--- start of Extract ---

It's actually a virtual machine, and I seem to recall reading something about the
virtualised gettimeofday() being slow. OK, that explains it. Thanks.
>> But the peculiar behaviour of explain-analyse is really a distraction from
>> the fact that the query is slow, especially when the limit value is large.
>
> You need a "hashed subplan" for NOT IN to work reasonably fast. The
> fact you're not getting one suggests you either have to raise work_mem,
> or you're using some weird datatype that doesn't support hashing.
It's an int, and yes, increasing work_mem makes it use a hashed subplan:
QUERY PLAN
----------------------------------------------------------------------------------------------------------------------------------
Limit (cost=4209.76..4213.61 rows=10 width=4) (actual time=5432.840..5461.518 rows=10 loops=1)
-> Seq Scan on messages (cost=4209.76..11608.23 rows=19218 width=4) (actual time=5432.776..5460.859 rows=10
loops=1)
Filter: (NOT (hashed subplan))
SubPlan
-> Seq Scan on part_tsearch (cost=0.00..4115.01 rows=37901 width=4) (actual time=0.390..2984.783
rows=37907loops=1)

--- end of Extract ---
--- start of Record excerpts ---

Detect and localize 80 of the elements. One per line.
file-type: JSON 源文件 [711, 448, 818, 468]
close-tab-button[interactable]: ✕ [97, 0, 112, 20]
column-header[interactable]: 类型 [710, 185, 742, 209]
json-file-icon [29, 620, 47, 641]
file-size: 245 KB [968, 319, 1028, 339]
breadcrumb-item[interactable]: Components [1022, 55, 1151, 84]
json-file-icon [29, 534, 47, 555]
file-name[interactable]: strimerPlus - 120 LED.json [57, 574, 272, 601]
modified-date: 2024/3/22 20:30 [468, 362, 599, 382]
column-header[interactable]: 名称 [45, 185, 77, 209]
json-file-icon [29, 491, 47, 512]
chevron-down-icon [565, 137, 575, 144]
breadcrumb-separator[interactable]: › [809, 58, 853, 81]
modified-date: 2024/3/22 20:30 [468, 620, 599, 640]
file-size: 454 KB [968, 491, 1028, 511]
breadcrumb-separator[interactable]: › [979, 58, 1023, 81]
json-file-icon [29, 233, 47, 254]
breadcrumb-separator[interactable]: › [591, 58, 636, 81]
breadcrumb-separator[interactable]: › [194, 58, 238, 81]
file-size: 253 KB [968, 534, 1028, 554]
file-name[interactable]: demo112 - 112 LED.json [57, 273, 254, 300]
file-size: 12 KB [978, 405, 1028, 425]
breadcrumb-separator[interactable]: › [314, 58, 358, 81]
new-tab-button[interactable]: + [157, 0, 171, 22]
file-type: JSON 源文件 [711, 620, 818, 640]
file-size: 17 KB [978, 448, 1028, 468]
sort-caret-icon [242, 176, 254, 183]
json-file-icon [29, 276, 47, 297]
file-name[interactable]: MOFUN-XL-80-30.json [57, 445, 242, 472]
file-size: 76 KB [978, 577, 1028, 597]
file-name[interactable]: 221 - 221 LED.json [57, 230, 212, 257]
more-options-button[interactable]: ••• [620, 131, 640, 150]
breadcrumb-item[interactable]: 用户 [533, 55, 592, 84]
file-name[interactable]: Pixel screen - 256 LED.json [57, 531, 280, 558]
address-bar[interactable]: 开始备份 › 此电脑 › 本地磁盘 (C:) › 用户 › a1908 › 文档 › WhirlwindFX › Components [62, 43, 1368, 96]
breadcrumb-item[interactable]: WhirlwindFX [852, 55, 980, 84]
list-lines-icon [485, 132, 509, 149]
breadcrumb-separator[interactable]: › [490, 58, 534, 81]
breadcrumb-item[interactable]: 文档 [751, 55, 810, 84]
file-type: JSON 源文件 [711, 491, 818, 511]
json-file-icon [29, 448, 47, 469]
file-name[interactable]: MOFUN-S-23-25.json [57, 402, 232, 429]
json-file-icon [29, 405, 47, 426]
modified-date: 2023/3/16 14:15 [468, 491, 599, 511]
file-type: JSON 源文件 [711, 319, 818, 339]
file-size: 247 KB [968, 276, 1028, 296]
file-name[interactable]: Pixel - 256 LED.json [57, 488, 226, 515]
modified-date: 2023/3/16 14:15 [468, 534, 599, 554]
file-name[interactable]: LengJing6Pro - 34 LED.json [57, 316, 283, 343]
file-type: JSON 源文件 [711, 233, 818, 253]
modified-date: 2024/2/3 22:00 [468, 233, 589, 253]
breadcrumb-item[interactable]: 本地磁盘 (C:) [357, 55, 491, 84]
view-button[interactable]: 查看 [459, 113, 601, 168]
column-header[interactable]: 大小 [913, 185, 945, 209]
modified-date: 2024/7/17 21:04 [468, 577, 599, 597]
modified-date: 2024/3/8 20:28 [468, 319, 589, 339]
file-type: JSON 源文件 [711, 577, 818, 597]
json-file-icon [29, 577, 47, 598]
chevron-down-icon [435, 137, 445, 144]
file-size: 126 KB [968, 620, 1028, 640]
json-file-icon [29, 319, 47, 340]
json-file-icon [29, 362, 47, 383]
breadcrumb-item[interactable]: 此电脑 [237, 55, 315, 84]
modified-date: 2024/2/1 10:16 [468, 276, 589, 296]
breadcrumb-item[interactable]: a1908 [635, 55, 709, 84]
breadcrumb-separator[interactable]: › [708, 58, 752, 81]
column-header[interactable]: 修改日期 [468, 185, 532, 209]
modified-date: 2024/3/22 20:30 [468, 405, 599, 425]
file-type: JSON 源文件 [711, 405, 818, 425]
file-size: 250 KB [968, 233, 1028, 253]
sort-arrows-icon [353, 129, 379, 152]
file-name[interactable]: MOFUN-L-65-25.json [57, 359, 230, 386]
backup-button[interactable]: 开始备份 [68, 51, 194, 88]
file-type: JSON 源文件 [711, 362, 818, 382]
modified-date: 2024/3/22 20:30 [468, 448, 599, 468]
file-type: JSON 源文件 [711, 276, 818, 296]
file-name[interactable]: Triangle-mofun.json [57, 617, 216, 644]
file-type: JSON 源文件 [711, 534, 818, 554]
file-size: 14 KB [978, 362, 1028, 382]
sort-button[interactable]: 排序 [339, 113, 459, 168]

--- end of Record excerpts ---

### Work to complete:
Carry on the forum thread about the slow NOT IN query from where it stops. The entries aren't needed here.

### Solved problem:
Total runtime: 5468.817 ms
So presumably work_mem must be greater than some function of the size of the
table in the subquery. Is there some way to work that out? This (virtual)
machine doesn't have an enormous amount of RAM so I like to keep settings
like this "as high as necessary but no higher".
If I understand it correctly, it is still doing a sequential scan on
part_tsearch that does not terminate early due to the limit clause. So
I'm still seeing run times that are rather worse than I think should be
possible. Can it not step through the indexes in the way that it does
for a Merge Join until it has got enough results to satisfy the limit,
and then terminate?
Thanks,
Phil.